== Stored rows ==
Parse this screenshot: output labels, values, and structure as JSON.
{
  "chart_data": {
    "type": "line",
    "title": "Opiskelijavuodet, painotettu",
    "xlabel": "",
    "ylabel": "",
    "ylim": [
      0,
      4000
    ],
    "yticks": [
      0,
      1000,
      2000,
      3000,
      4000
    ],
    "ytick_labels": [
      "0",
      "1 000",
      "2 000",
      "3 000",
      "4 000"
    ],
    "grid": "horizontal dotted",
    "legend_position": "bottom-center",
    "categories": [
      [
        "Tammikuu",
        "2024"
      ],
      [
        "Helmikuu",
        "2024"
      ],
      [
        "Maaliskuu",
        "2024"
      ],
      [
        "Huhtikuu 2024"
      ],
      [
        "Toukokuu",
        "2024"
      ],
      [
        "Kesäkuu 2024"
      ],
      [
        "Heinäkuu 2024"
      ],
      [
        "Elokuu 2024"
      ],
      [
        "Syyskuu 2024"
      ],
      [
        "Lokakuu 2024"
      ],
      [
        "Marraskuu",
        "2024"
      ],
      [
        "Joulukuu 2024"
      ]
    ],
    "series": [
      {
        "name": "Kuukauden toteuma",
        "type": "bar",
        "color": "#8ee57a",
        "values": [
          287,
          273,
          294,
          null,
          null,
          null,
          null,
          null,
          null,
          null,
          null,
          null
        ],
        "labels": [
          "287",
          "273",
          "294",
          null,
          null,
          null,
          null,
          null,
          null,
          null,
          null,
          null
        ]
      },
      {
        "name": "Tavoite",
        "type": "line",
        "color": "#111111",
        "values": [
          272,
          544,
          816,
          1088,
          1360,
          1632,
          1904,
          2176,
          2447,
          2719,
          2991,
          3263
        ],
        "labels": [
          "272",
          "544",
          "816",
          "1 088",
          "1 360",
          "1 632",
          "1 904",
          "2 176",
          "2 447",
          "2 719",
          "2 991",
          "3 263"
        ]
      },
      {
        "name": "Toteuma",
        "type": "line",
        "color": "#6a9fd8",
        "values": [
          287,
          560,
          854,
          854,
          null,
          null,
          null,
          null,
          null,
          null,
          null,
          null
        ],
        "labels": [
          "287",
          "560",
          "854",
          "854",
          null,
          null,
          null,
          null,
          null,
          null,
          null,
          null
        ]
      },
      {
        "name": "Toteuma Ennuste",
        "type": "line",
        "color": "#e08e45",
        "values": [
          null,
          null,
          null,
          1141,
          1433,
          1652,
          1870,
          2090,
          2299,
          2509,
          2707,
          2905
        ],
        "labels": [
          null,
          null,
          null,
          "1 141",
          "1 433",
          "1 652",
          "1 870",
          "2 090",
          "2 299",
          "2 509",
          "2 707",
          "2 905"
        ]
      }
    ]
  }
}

== Brief ==
Collect each line containing the string "name".

== Response to the task ==
        "name": "Kuukauden toteuma",
        "name": "Tavoite",
        "name": "Toteuma",
        "name": "Toteuma Ennuste",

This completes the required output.